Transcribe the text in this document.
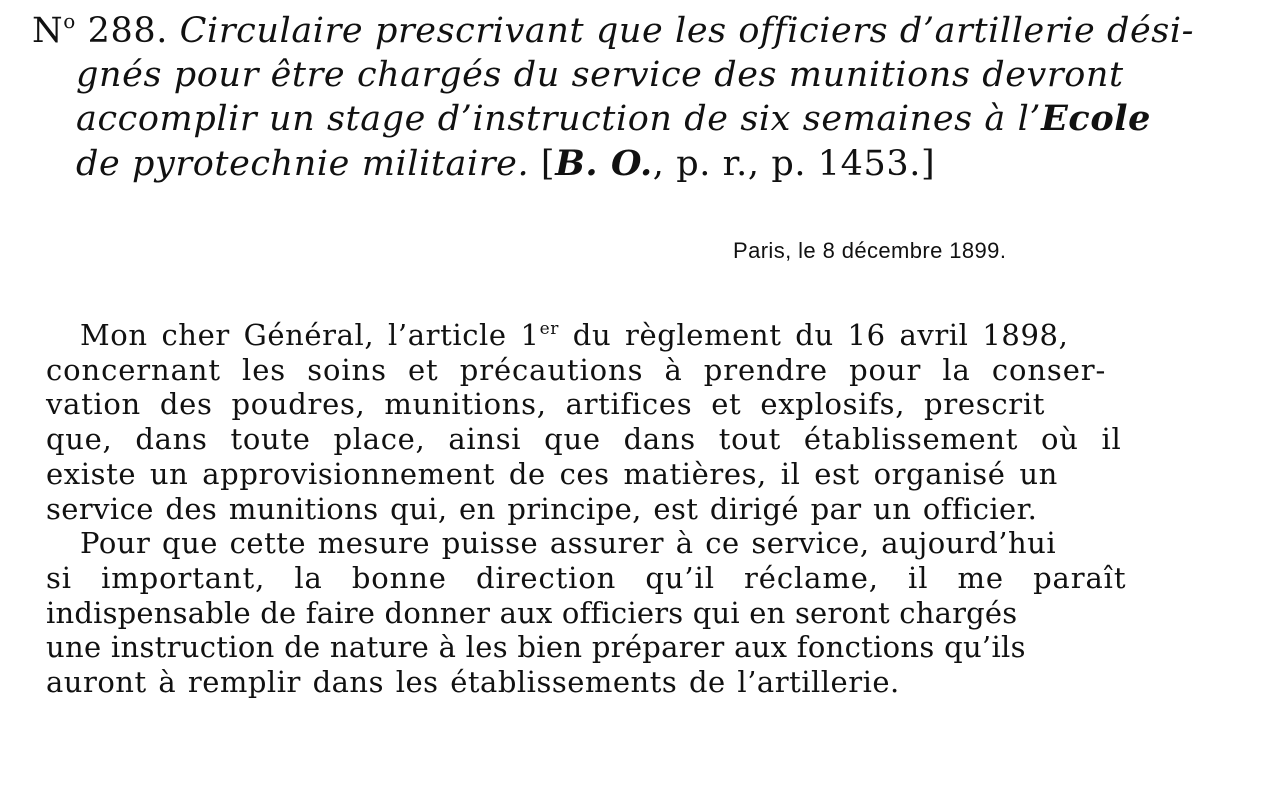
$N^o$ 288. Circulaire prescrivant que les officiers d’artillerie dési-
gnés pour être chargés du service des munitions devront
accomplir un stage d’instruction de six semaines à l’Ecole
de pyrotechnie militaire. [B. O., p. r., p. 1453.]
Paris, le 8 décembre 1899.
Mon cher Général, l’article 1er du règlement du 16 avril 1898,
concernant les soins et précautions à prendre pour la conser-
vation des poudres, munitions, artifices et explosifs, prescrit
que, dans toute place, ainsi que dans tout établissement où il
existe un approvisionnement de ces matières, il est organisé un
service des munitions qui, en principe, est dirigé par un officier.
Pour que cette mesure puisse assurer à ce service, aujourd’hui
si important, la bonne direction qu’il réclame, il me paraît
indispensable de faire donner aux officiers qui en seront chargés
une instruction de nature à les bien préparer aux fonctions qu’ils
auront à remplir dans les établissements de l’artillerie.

_Exercise:_ Each record above is to be restated exactly, with its pictures removed from the copy.

_Written response:_
Transcribe the text in this document.
$N^o$ 288. Circulaire prescrivant que les officiers d’artillerie dési-
gnés pour être chargés du service des munitions devront
accomplir un stage d’instruction de six semaines à l’Ecole
de pyrotechnie militaire. [B. O., p. r., p. 1453.]
Paris, le 8 décembre 1899.
Mon cher Général, l’article 1er du règlement du 16 avril 1898,
concernant les soins et précautions à prendre pour la conser-
vation des poudres, munitions, artifices et explosifs, prescrit
que, dans toute place, ainsi que dans tout établissement où il
existe un approvisionnement de ces matières, il est organisé un
service des munitions qui, en principe, est dirigé par un officier.
Pour que cette mesure puisse assurer à ce service, aujourd’hui
si important, la bonne direction qu’il réclame, il me paraît
indispensable de faire donner aux officiers qui en seront chargés
une instruction de nature à les bien préparer aux fonctions qu’ils
auront à remplir dans les établissements de l’artillerie.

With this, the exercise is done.